_THE EXERCISE_: Pull each line holding the word "September" from the data.

_DATASET_:
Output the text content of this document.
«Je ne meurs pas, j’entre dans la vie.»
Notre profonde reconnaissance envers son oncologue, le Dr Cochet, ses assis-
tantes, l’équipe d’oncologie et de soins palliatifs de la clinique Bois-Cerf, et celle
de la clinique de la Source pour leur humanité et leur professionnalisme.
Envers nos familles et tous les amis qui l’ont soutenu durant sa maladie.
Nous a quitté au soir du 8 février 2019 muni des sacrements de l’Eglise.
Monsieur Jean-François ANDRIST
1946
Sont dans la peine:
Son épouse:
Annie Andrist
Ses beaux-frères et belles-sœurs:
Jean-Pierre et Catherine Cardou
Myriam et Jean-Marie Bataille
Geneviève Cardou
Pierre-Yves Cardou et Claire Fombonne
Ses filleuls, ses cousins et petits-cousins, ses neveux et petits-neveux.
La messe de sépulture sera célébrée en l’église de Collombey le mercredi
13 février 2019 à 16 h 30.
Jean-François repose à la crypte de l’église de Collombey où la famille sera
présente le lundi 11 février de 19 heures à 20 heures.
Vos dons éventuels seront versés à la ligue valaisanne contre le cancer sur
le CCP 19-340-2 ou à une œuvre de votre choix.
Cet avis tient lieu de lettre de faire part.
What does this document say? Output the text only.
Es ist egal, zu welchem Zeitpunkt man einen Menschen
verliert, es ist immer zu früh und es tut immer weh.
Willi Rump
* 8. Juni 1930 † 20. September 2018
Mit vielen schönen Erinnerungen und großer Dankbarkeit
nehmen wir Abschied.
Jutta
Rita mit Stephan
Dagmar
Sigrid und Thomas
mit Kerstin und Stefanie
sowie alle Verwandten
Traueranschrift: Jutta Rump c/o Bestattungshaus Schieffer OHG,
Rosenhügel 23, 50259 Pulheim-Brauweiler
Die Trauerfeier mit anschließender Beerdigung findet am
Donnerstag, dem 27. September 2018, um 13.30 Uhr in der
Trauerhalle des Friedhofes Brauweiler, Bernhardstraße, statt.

_COMPLETED TASK_:
* 8. Juni 1930 † 20. September 2018
Donnerstag, dem 27. September 2018, um 13.30 Uhr in der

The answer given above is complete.